### WHAT IS EXPECTED
Return each line of the data below verbatim; pictures are to be left out.

(Data records)
┌──

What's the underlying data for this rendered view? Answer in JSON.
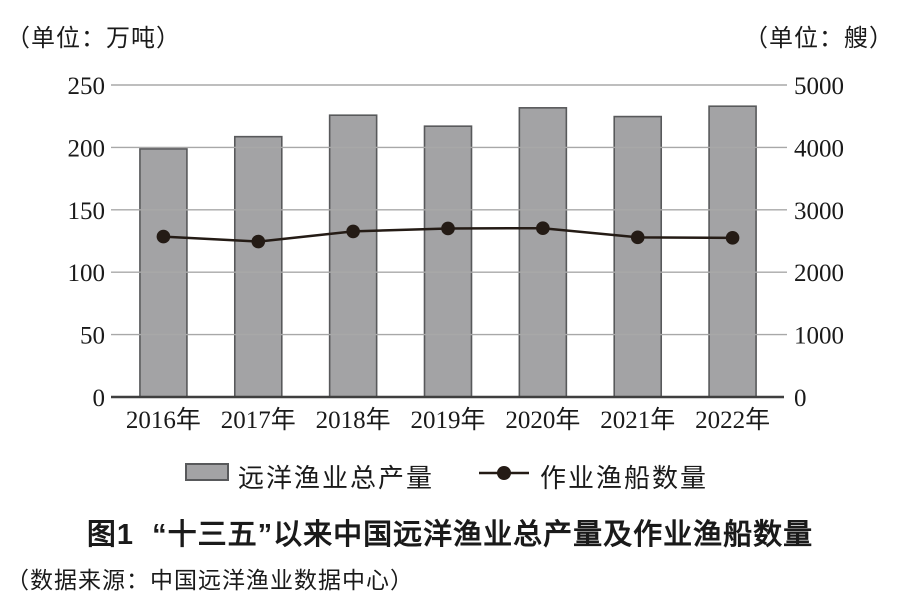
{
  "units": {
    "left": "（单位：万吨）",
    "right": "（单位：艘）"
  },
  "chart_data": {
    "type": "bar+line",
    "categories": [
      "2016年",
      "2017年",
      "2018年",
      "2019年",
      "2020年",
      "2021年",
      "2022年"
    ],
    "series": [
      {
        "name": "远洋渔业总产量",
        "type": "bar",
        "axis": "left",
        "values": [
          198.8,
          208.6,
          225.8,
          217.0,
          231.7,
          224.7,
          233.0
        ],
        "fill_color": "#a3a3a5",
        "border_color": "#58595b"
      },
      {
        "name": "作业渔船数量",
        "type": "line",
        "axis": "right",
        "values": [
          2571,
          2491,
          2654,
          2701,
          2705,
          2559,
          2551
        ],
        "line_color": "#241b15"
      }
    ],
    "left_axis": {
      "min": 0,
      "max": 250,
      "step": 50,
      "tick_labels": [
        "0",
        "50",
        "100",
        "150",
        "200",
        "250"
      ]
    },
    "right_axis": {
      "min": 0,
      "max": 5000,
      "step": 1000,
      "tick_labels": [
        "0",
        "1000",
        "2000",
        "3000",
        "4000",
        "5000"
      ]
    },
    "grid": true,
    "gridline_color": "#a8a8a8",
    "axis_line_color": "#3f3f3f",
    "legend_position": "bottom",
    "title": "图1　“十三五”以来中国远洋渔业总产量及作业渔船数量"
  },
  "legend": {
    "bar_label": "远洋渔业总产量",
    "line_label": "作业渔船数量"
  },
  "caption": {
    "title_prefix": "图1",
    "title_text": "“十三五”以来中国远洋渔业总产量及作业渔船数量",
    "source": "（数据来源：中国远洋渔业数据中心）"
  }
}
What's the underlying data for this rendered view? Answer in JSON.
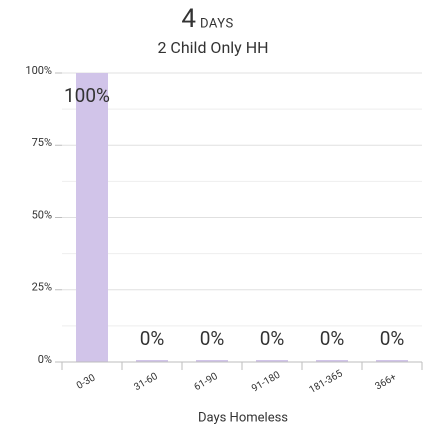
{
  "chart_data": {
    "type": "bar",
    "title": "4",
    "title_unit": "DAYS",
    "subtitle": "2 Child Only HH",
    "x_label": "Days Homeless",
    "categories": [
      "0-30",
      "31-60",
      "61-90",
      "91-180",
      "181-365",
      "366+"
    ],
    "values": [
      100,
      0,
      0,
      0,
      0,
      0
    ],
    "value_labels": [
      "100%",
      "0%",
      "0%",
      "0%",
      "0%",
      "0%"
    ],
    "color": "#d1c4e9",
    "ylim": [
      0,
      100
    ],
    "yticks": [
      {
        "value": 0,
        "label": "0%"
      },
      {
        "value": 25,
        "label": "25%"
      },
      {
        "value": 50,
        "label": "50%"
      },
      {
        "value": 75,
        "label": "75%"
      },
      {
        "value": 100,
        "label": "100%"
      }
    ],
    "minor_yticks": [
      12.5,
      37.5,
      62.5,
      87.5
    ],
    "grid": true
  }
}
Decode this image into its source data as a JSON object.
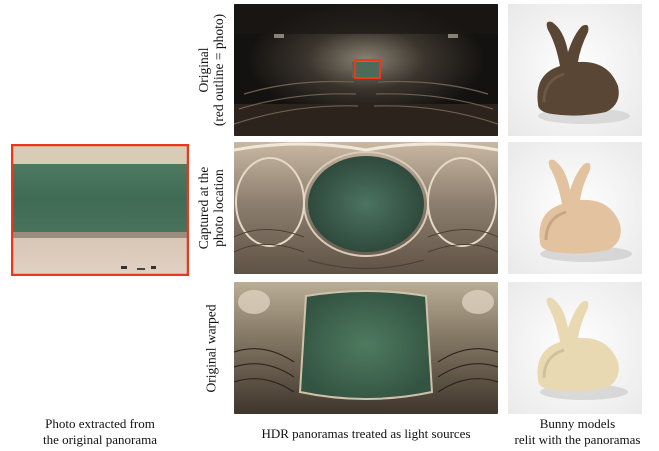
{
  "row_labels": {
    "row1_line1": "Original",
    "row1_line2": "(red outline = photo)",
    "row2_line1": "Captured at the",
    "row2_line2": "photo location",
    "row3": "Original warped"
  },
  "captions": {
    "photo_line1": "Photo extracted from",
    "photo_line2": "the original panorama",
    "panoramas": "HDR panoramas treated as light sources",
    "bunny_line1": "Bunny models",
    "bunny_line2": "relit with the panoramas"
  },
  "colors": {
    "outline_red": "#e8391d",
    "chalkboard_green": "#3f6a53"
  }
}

└──

### SOLUTION
What's the underlying data for this rendered view? Answer in JSON.
{
  "units": {
    "left": "（单位：万吨）",
    "right": "（单位：艘）"
  },
  "chart_data": {
    "type": "bar+line",
    "categories": [
      "2016年",
      "2017年",
      "2018年",
      "2019年",
      "2020年",
      "2021年",
      "2022年"
    ],
    "series": [
      {
        "name": "远洋渔业总产量",
        "type": "bar",
        "axis": "left",
        "values": [
          198.8,
          208.6,
          225.8,
          217.0,
          231.7,
          224.7,
          233.0
        ],
        "fill_color": "#a3a3a5",
        "border_color": "#58595b"
      },
      {
        "name": "作业渔船数量",
        "type": "line",
        "axis": "right",
        "values": [
          2571,
          2491,
          2654,
          2701,
          2705,
          2559,
          2551
        ],
        "line_color": "#241b15"
      }
    ],
    "left_axis": {
      "min": 0,
      "max": 250,
      "step": 50,
      "tick_labels": [
        "0",
        "50",
        "100",
        "150",
        "200",
        "250"
      ]
    },
    "right_axis": {
      "min": 0,
      "max": 5000,
      "step": 1000,
      "tick_labels": [
        "0",
        "1000",
        "2000",
        "3000",
        "4000",
        "5000"
      ]
    },
    "grid": true,
    "gridline_color": "#a8a8a8",
    "axis_line_color": "#3f3f3f",
    "legend_position": "bottom",
    "title": "图1　“十三五”以来中国远洋渔业总产量及作业渔船数量"
  },
  "legend": {
    "bar_label": "远洋渔业总产量",
    "line_label": "作业渔船数量"
  },
  "caption": {
    "title_prefix": "图1",
    "title_text": "“十三五”以来中国远洋渔业总产量及作业渔船数量",
    "source": "（数据来源：中国远洋渔业数据中心）"
  }
}
What's the underlying data for this rendered view? Answer in JSON.
{
  "chart_data": {
    "type": "bar",
    "title": "4",
    "title_unit": "DAYS",
    "subtitle": "2 Child Only HH",
    "x_label": "Days Homeless",
    "categories": [
      "0-30",
      "31-60",
      "61-90",
      "91-180",
      "181-365",
      "366+"
    ],
    "values": [
      100,
      0,
      0,
      0,
      0,
      0
    ],
    "value_labels": [
      "100%",
      "0%",
      "0%",
      "0%",
      "0%",
      "0%"
    ],
    "color": "#d1c4e9",
    "ylim": [
      0,
      100
    ],
    "yticks": [
      {
        "value": 0,
        "label": "0%"
      },
      {
        "value": 25,
        "label": "25%"
      },
      {
        "value": 50,
        "label": "50%"
      },
      {
        "value": 75,
        "label": "75%"
      },
      {
        "value": 100,
        "label": "100%"
      }
    ],
    "minor_yticks": [
      12.5,
      37.5,
      62.5,
      87.5
    ],
    "grid": true
  }
}
Decode this image into its source data as a JSON object.
{
  "row_labels": {
    "row1_line1": "Original",
    "row1_line2": "(red outline = photo)",
    "row2_line1": "Captured at the",
    "row2_line2": "photo location",
    "row3": "Original warped"
  },
  "captions": {
    "photo_line1": "Photo extracted from",
    "photo_line2": "the original panorama",
    "panoramas": "HDR panoramas treated as light sources",
    "bunny_line1": "Bunny models",
    "bunny_line2": "relit with the panoramas"
  },
  "colors": {
    "outline_red": "#e8391d",
    "chalkboard_green": "#3f6a53"
  }
}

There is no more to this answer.